### Material supplied

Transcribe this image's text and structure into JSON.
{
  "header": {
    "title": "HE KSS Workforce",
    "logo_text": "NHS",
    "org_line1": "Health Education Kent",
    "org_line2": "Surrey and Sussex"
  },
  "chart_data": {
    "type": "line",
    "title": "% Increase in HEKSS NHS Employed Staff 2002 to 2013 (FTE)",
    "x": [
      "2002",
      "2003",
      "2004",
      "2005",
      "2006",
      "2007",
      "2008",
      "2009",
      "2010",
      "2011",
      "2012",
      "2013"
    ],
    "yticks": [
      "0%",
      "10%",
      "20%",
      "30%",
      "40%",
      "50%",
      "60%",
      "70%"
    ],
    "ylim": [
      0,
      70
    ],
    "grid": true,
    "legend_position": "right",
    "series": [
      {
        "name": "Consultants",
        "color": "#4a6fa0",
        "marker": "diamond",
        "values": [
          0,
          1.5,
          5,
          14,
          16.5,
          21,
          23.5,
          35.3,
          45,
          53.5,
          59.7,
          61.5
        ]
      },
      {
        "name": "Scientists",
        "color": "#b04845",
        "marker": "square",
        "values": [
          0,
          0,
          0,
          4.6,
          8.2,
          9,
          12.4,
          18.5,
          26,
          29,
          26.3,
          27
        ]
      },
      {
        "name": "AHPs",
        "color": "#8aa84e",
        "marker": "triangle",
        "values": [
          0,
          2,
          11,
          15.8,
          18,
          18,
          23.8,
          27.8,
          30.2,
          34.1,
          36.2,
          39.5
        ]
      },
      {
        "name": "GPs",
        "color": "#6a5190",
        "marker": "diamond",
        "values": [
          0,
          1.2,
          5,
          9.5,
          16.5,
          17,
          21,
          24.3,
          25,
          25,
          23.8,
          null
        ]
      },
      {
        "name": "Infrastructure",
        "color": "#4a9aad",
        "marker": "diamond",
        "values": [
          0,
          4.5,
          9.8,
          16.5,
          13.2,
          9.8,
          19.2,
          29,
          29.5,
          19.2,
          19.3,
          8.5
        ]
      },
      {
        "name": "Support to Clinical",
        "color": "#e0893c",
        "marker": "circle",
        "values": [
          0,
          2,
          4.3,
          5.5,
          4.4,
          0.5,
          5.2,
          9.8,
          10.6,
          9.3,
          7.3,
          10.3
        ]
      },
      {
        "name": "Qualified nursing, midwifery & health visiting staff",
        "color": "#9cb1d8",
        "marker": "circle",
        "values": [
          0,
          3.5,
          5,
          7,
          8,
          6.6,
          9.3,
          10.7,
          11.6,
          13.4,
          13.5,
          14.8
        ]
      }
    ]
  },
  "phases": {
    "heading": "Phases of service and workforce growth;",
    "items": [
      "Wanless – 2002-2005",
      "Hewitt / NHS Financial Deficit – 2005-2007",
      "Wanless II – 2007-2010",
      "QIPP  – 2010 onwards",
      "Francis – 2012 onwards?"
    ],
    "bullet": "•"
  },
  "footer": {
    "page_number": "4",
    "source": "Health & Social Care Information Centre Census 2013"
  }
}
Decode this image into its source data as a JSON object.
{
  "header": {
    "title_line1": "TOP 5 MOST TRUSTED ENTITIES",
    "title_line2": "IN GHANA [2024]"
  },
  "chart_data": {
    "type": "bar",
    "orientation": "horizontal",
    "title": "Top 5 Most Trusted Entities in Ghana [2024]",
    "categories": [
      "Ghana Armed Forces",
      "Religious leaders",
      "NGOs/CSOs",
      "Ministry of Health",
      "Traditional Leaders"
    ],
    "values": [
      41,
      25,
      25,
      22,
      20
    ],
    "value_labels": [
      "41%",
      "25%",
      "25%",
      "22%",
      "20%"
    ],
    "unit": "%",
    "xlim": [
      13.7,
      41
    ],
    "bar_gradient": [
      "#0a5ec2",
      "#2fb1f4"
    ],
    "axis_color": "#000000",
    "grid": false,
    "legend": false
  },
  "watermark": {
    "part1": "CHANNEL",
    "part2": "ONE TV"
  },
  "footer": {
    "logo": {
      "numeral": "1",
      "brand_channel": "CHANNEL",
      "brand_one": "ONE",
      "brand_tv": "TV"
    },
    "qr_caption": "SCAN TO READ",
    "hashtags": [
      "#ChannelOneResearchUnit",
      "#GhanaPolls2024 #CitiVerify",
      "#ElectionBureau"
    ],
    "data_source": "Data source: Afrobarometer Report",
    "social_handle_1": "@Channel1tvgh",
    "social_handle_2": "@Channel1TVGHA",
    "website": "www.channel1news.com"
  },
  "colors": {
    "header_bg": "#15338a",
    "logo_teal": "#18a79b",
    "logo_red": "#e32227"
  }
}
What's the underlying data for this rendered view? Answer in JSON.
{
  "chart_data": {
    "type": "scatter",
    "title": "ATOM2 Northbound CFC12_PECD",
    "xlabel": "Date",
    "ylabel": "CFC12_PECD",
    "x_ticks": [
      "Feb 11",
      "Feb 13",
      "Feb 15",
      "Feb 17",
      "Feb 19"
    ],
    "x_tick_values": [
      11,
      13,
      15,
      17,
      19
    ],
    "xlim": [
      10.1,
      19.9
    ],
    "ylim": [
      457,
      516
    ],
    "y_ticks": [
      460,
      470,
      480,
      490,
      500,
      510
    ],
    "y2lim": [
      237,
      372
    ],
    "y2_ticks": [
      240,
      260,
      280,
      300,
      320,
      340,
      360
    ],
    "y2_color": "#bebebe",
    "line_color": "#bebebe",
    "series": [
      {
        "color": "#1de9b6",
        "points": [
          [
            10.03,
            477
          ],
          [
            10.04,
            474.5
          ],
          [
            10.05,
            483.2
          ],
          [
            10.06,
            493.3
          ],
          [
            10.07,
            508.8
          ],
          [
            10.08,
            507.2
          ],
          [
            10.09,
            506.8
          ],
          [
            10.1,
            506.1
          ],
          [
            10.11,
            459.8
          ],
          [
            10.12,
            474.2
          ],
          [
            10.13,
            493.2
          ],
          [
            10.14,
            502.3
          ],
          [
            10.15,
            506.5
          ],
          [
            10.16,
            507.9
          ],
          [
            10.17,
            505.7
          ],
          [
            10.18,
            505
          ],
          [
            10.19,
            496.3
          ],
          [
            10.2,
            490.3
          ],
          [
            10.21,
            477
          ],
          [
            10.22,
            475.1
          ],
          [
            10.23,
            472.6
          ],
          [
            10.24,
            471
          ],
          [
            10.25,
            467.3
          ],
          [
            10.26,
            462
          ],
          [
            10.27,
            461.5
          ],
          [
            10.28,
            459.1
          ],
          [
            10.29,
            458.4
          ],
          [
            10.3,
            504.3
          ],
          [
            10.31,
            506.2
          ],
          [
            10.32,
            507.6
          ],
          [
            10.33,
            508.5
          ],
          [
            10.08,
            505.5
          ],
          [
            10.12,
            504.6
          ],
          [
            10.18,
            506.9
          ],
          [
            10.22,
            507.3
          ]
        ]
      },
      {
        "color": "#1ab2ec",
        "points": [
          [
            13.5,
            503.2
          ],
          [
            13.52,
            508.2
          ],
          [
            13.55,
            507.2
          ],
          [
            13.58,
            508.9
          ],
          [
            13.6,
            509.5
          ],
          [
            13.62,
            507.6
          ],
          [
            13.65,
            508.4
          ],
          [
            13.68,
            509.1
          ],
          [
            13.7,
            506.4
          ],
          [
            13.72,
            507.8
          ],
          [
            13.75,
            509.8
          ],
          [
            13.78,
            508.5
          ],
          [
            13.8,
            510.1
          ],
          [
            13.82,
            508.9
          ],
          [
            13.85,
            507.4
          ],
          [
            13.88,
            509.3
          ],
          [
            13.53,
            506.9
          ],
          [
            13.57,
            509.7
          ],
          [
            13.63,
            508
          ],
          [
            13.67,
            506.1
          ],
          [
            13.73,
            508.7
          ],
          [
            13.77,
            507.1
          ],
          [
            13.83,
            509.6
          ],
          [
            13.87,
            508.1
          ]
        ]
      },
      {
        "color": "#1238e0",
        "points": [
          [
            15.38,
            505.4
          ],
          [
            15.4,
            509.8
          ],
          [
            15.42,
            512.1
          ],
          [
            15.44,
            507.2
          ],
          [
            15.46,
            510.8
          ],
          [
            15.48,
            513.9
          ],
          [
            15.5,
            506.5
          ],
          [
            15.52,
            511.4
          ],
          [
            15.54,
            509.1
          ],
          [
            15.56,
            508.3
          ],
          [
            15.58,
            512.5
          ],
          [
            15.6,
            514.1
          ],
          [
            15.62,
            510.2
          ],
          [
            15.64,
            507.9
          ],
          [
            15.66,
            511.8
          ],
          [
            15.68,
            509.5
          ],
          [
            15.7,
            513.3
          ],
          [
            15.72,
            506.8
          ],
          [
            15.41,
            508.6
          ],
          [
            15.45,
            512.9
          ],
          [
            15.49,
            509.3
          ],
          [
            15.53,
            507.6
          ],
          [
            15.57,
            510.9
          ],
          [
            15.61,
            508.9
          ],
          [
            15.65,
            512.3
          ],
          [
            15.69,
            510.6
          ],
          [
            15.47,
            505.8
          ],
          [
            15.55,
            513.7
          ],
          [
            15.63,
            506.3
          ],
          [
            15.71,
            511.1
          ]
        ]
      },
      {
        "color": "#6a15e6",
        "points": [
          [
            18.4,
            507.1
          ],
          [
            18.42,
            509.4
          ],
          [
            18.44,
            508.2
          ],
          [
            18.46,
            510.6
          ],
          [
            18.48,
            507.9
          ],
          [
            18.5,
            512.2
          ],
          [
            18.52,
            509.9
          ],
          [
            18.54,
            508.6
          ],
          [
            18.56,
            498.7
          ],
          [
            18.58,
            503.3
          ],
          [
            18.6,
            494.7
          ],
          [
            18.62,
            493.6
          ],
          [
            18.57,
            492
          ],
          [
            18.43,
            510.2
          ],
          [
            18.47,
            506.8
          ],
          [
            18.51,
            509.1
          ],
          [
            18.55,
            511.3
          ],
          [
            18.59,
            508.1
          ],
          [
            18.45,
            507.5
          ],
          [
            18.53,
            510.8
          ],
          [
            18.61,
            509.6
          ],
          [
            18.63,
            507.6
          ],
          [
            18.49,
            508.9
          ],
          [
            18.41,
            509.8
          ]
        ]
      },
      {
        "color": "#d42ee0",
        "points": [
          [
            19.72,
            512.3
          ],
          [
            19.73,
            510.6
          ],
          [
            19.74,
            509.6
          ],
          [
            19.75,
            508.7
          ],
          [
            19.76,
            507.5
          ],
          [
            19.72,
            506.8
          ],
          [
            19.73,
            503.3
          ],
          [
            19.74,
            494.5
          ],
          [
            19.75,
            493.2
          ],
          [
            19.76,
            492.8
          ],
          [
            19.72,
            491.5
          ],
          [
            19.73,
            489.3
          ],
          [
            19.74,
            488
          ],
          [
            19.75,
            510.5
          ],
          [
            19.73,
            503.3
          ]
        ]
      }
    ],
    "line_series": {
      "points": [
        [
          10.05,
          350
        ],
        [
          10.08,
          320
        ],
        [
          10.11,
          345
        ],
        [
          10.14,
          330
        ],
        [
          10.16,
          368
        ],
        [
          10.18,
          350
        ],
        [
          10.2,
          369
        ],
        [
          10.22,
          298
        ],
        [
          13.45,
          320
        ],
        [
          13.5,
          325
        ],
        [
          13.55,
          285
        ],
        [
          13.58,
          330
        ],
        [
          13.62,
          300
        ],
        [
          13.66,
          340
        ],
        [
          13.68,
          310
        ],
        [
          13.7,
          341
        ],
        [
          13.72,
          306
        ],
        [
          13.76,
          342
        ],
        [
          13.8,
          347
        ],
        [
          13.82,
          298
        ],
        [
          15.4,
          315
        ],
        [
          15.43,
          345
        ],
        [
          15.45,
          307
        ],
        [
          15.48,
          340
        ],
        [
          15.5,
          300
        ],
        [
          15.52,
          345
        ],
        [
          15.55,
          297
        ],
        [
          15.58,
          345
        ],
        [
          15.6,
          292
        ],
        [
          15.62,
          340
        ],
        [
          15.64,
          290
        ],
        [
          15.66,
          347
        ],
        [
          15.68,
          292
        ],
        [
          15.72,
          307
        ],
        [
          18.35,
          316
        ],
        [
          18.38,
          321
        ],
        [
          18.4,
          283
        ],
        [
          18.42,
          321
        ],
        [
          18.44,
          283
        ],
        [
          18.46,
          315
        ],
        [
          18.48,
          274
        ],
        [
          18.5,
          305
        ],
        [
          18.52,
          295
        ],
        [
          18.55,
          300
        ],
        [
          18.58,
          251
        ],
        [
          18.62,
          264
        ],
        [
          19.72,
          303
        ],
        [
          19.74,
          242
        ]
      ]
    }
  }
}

### Task instructions
Compute how many lines include the string "source", then give that number by itself.

### Answer to the exercise
3